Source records
* * * * * * *

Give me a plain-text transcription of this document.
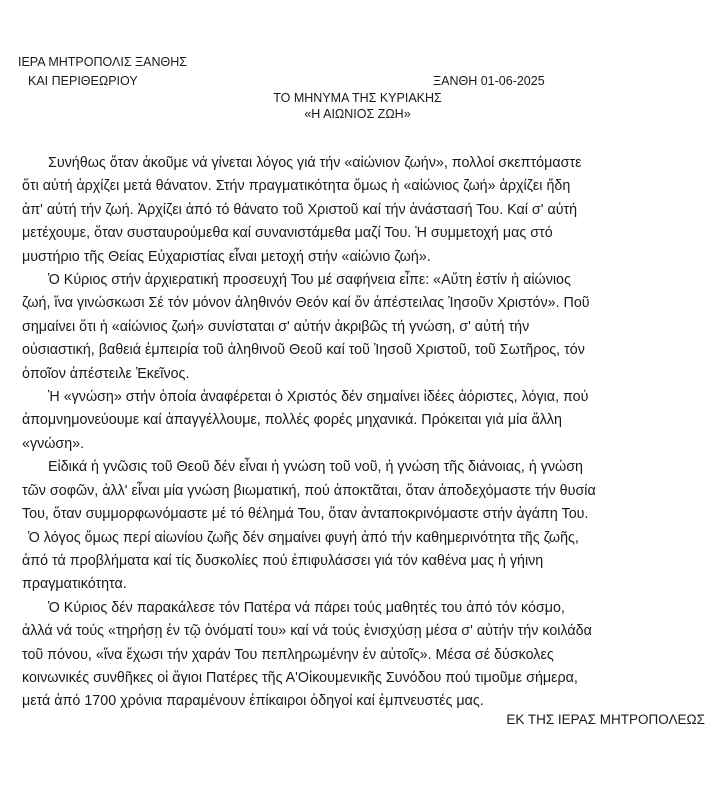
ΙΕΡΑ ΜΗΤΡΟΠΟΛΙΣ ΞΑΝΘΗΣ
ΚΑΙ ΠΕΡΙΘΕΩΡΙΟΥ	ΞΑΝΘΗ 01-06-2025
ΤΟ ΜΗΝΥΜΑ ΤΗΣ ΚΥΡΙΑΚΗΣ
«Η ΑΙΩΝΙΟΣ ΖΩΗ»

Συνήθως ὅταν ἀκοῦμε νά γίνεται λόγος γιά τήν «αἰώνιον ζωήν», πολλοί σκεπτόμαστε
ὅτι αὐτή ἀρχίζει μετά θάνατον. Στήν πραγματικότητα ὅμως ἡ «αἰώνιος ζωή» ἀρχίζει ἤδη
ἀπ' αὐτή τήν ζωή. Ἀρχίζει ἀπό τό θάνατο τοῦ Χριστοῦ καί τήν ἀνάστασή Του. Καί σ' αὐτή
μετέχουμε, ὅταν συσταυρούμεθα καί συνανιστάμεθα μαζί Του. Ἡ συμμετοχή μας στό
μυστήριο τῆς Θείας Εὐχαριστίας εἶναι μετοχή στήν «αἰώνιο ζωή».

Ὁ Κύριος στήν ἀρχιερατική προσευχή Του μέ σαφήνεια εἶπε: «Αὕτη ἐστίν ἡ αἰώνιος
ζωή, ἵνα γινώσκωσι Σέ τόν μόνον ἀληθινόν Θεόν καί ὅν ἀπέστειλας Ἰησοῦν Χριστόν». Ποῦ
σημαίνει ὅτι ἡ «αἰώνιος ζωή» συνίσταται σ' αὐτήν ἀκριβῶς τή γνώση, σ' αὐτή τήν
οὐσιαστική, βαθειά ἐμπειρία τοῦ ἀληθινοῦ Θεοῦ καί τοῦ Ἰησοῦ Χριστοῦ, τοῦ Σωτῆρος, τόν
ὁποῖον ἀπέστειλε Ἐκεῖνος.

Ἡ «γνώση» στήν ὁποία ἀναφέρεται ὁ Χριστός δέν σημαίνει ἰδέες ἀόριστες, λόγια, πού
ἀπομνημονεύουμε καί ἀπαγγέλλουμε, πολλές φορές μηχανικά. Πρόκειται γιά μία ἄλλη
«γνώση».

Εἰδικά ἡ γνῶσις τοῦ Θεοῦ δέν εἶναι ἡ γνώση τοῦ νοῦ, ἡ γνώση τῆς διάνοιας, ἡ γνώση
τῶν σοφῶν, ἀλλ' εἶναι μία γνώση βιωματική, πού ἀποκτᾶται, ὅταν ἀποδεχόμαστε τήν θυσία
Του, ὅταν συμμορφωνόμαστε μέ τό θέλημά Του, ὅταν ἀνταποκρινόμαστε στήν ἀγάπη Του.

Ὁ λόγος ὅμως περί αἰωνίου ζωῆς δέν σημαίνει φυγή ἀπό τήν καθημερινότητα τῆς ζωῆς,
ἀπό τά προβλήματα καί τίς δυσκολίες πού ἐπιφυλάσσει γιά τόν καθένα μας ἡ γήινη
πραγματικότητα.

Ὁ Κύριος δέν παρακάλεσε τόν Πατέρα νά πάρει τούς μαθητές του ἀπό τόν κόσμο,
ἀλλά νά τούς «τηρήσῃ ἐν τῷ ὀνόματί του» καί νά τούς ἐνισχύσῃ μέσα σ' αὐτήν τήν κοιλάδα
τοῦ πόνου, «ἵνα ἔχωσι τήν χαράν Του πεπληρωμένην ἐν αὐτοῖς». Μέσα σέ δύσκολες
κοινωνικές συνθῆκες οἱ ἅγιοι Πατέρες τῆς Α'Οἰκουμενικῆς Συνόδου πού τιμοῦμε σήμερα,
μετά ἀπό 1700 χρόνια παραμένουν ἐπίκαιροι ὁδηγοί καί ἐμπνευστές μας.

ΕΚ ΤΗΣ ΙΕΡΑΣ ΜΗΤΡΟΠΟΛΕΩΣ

* * * * * * *

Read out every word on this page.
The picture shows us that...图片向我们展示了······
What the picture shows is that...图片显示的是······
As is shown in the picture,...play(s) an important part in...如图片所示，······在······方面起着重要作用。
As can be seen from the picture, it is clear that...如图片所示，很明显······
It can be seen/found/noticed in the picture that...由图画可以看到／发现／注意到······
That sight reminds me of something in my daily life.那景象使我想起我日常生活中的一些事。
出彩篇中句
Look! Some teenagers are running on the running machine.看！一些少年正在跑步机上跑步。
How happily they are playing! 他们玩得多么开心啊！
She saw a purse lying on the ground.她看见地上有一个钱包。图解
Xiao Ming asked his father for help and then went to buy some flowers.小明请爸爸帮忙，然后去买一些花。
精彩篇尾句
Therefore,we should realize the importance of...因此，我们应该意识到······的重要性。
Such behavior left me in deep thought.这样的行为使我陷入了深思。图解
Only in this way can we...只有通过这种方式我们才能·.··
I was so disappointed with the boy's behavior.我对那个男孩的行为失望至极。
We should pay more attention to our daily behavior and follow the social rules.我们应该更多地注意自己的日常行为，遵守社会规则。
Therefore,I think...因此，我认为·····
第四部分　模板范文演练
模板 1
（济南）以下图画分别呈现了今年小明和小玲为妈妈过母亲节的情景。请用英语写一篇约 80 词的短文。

* * * * * * *

_OBJECTIVE_:
Say how many lines in this listing hold the string "Θεοῦ", giving the count and nothing more.

_RESPONSE BELOW_:
2